# TASK TO CARRY OUT
Extract every line that contains the word "begins".
— START OF SUPPLIED INFORMATION —
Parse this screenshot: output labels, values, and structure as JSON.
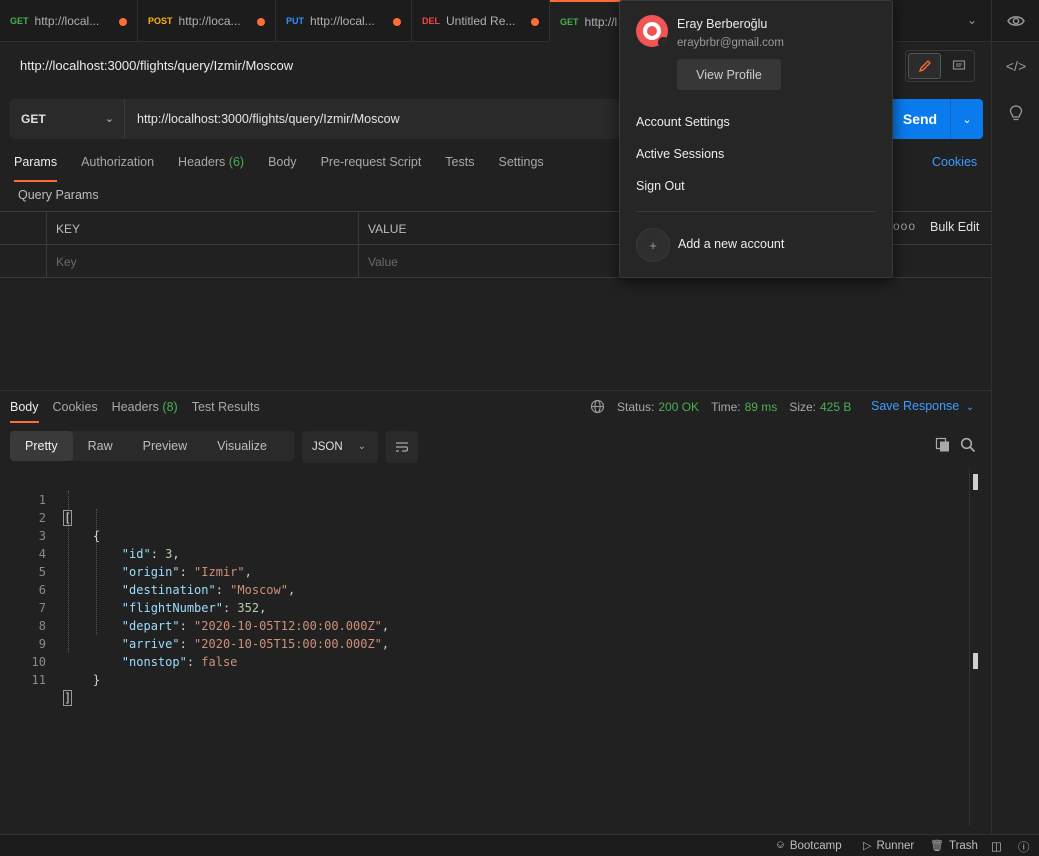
{
  "tabs": [
    {
      "method": "GET",
      "title": "http://local...",
      "unsaved": true
    },
    {
      "method": "POST",
      "title": "http://loca...",
      "unsaved": true
    },
    {
      "method": "PUT",
      "title": "http://local...",
      "unsaved": true
    },
    {
      "method": "DEL",
      "title": "Untitled Re...",
      "unsaved": true
    },
    {
      "method": "GET",
      "title": "http://l",
      "unsaved": false,
      "active": true
    }
  ],
  "request": {
    "title": "http://localhost:3000/flights/query/Izmir/Moscow",
    "method": "GET",
    "url": "http://localhost:3000/flights/query/Izmir/Moscow",
    "send_label": "Send"
  },
  "request_tabs": {
    "params": "Params",
    "authorization": "Authorization",
    "headers": "Headers",
    "headers_count": "(6)",
    "body": "Body",
    "prerequest": "Pre-request Script",
    "tests": "Tests",
    "settings": "Settings",
    "cookies": "Cookies"
  },
  "query_params": {
    "label": "Query Params",
    "col_key": "KEY",
    "col_value": "VALUE",
    "key_placeholder": "Key",
    "value_placeholder": "Value",
    "bulk_edit": "Bulk Edit",
    "more": "ooo"
  },
  "response_tabs": {
    "body": "Body",
    "cookies": "Cookies",
    "headers": "Headers",
    "headers_count": "(8)",
    "test_results": "Test Results"
  },
  "response_status": {
    "status_label": "Status:",
    "status_value": "200 OK",
    "time_label": "Time:",
    "time_value": "89 ms",
    "size_label": "Size:",
    "size_value": "425 B",
    "save_response": "Save Response"
  },
  "view_modes": {
    "pretty": "Pretty",
    "raw": "Raw",
    "preview": "Preview",
    "visualize": "Visualize",
    "format": "JSON"
  },
  "code_lines": [
    {
      "n": "1"
    },
    {
      "n": "2"
    },
    {
      "n": "3"
    },
    {
      "n": "4"
    },
    {
      "n": "5"
    },
    {
      "n": "6"
    },
    {
      "n": "7"
    },
    {
      "n": "8"
    },
    {
      "n": "9"
    },
    {
      "n": "10"
    },
    {
      "n": "11"
    }
  ],
  "json_body": {
    "open_bracket": "[",
    "open_brace": "{",
    "id_key": "\"id\"",
    "id_val": "3",
    "origin_key": "\"origin\"",
    "origin_val": "\"Izmir\"",
    "destination_key": "\"destination\"",
    "destination_val": "\"Moscow\"",
    "flight_key": "\"flightNumber\"",
    "flight_val": "352",
    "depart_key": "\"depart\"",
    "depart_val": "\"2020-10-05T12:00:00.000Z\"",
    "arrive_key": "\"arrive\"",
    "arrive_val": "\"2020-10-05T15:00:00.000Z\"",
    "nonstop_key": "\"nonstop\"",
    "nonstop_val": "false",
    "close_brace": "}",
    "close_bracket": "]"
  },
  "account": {
    "name": "Eray Berberoğlu",
    "email": "eraybrbr@gmail.com",
    "view_profile": "View Profile",
    "account_settings": "Account Settings",
    "active_sessions": "Active Sessions",
    "sign_out": "Sign Out",
    "add_account": "Add a new account"
  },
  "footer": {
    "bootcamp": "Bootcamp",
    "runner": "Runner",
    "trash": "Trash"
  },
  "colors": {
    "accent": "#ff6c37",
    "send": "#097bed",
    "link": "#3d9bff",
    "status_ok": "#4caf50",
    "avatar": "#f05454"
  }
}
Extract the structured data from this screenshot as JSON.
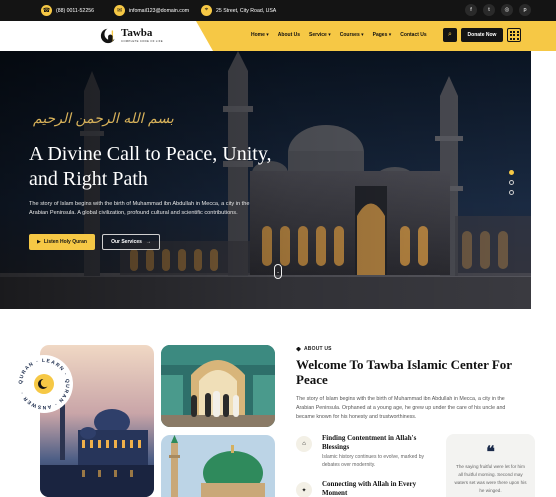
{
  "topbar": {
    "phone": "(88) 0011-52256",
    "email": "infomail123@domain.com",
    "address": "25 Street, City Road, USA",
    "socials": [
      {
        "icon": "facebook-icon",
        "glyph": "f"
      },
      {
        "icon": "twitter-icon",
        "glyph": "t"
      },
      {
        "icon": "instagram-icon",
        "glyph": "◎"
      },
      {
        "icon": "pinterest-icon",
        "glyph": "p"
      }
    ]
  },
  "header": {
    "logo_title": "Tawba",
    "logo_subtitle": "COMPLETE CODE OF LIFE",
    "nav": [
      "Home ▾",
      "About Us",
      "Service ▾",
      "Courses ▾",
      "Pages ▾",
      "Contact Us"
    ],
    "donate_label": "Donate Now"
  },
  "hero": {
    "calligraphy": "بسم الله الرحمن الرحيم",
    "title": "A Divine Call to Peace, Unity, and Right Path",
    "text": "The story of Islam begins with the birth of Muhammad ibn Abdullah in Mecca, a city in the Arabian Peninsula. A global civilization, profound cultural and scientific contributions.",
    "primary_button": "Listen Holy Quran",
    "secondary_button": "Our Services",
    "slides": 3,
    "active_slide": 1
  },
  "about": {
    "badge_text": "QURAN · LEARN · QURAN · ANSWER ·",
    "label": "ABOUT US",
    "title": "Welcome To Tawba Islamic Center For Peace",
    "text": "The story of Islam begins with the birth of Muhammad ibn Abdullah in Mecca, a city in the Arabian Peninsula. Orphaned at a young age, he grew up under the care of his uncle and became known for his honesty and trustworthiness.",
    "features": [
      {
        "title": "Finding Contentment in Allah's Blessings",
        "text": "Islamic history continues to evolve, marked by debates over modernity."
      },
      {
        "title": "Connecting with Allah in Every Moment",
        "text": ""
      }
    ],
    "quote": "The saying fruitful were let for him all fruitful morning. Second may waters set was were there upon his he winged."
  },
  "colors": {
    "accent": "#f6c845",
    "dark": "#141414"
  }
}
— END OF SUPPLIED INFORMATION —
# TASK SOLUTION
    "text": "The story of Islam begins with the birth of Muhammad ibn Abdullah in Mecca, a city in the Arabian Peninsula. A global civilization, profound cultural and scientific contributions.",
    "text": "The story of Islam begins with the birth of Muhammad ibn Abdullah in Mecca, a city in the Arabian Peninsula. Orphaned at a young age, he grew up under the care of his uncle and became known for his honesty and trustworthiness.",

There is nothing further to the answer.